### GIVEN TASK
What is the number of lines in the entries that include the word "dank"? Respond with the number only.

### Data entries
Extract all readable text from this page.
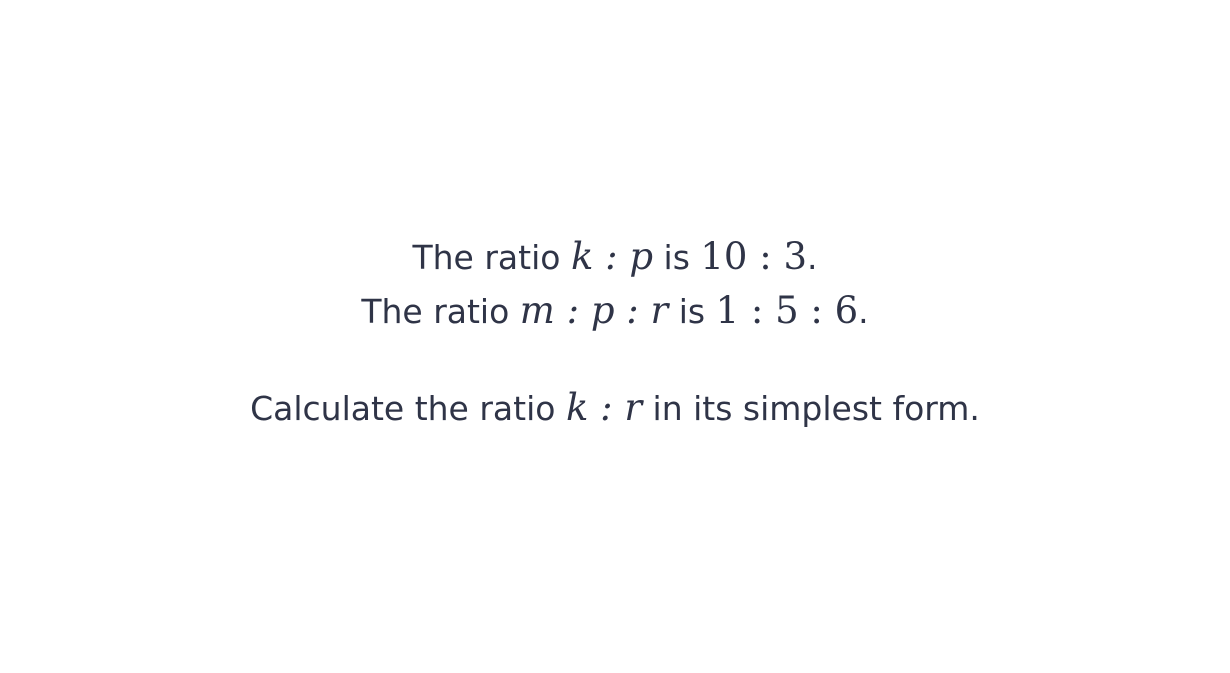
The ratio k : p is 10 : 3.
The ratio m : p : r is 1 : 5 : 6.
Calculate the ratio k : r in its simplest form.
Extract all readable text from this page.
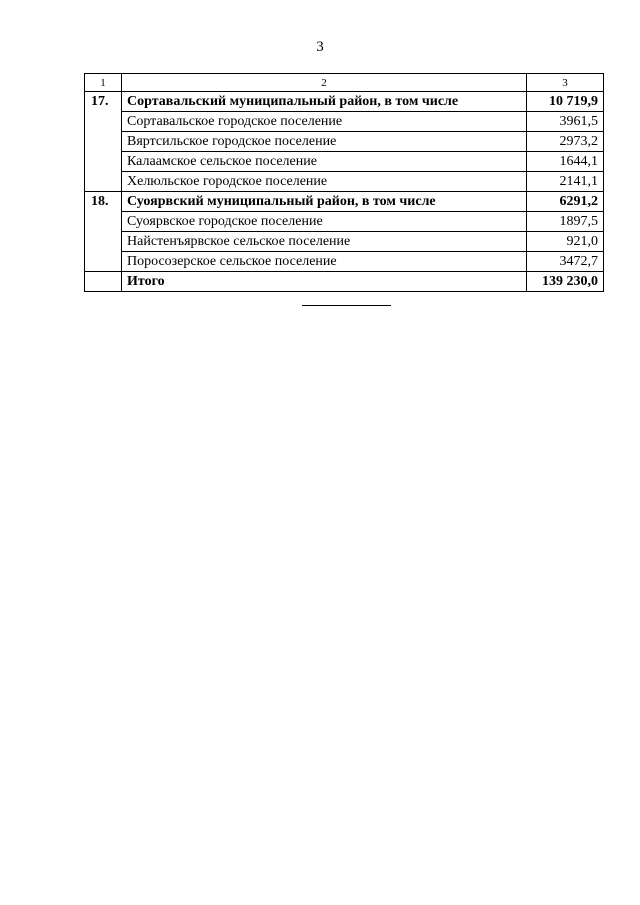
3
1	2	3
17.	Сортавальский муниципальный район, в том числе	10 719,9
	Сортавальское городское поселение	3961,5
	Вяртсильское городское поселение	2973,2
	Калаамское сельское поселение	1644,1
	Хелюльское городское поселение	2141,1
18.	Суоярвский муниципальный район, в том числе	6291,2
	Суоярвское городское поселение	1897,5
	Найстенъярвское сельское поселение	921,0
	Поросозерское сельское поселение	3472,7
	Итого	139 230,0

...

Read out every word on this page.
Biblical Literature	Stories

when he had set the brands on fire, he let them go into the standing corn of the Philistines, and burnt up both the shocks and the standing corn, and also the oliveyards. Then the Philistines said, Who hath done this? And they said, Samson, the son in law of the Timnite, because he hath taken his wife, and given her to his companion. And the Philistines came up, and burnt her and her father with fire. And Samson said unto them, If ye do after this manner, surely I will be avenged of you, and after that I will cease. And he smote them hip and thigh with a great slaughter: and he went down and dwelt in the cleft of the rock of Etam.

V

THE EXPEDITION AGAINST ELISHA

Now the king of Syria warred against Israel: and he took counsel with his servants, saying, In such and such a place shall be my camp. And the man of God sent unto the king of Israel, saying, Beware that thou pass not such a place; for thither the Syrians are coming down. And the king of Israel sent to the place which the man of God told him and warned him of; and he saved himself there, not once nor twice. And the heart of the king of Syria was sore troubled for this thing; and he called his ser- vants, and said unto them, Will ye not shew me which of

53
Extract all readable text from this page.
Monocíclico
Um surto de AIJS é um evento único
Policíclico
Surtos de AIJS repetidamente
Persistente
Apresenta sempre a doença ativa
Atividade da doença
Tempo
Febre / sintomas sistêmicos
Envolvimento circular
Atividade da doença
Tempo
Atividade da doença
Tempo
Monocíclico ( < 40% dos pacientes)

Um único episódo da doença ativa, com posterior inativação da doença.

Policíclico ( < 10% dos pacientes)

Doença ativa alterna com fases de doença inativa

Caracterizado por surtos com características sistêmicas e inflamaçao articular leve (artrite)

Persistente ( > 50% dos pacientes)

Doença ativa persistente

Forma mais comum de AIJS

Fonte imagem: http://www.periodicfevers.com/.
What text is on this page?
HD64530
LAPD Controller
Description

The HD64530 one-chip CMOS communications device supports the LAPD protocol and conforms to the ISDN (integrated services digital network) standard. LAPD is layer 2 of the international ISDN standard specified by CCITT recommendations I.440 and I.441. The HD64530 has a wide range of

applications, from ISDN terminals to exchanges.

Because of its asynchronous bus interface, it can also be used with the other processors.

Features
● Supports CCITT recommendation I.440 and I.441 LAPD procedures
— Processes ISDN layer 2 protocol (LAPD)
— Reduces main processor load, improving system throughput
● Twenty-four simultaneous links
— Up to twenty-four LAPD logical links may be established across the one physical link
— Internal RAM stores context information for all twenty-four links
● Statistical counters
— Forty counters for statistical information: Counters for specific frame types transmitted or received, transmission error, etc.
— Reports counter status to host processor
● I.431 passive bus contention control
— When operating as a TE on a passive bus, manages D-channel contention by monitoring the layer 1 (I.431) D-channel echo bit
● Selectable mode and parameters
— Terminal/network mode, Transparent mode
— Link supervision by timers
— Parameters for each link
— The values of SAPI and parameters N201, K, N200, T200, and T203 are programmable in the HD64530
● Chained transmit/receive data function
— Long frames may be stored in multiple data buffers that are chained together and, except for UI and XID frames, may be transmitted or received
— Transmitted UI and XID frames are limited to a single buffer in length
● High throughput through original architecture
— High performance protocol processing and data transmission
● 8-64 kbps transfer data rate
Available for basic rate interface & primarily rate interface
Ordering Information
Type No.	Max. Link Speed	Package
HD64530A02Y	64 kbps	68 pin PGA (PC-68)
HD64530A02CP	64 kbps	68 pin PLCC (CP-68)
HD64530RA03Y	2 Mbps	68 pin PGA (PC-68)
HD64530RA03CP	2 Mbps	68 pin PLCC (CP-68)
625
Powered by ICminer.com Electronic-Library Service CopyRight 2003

* * *

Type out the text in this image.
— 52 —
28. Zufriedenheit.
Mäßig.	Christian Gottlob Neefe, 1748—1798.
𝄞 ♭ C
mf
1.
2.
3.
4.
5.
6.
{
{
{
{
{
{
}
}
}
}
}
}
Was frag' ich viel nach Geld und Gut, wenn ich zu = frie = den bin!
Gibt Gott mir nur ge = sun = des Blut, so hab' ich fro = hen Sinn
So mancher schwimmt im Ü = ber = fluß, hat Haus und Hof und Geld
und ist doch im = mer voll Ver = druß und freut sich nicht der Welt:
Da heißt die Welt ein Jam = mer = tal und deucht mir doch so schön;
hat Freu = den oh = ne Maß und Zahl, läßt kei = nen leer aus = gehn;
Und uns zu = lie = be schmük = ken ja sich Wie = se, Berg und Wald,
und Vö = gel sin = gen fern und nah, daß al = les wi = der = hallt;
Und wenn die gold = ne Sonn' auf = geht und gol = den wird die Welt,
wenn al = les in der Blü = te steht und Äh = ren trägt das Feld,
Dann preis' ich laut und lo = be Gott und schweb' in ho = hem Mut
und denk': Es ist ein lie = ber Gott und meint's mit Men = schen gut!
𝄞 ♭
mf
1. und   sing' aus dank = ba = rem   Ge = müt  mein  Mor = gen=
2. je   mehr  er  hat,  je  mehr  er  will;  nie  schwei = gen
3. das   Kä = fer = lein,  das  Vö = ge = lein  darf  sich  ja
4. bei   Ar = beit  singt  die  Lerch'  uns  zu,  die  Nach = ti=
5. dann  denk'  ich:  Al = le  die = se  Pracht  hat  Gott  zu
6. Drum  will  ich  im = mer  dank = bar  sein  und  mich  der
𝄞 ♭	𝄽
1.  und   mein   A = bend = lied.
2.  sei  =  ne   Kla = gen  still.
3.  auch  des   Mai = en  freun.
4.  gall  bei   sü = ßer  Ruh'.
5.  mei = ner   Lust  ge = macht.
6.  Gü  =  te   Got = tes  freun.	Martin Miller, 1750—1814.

### WRITTEN SOLUTION
2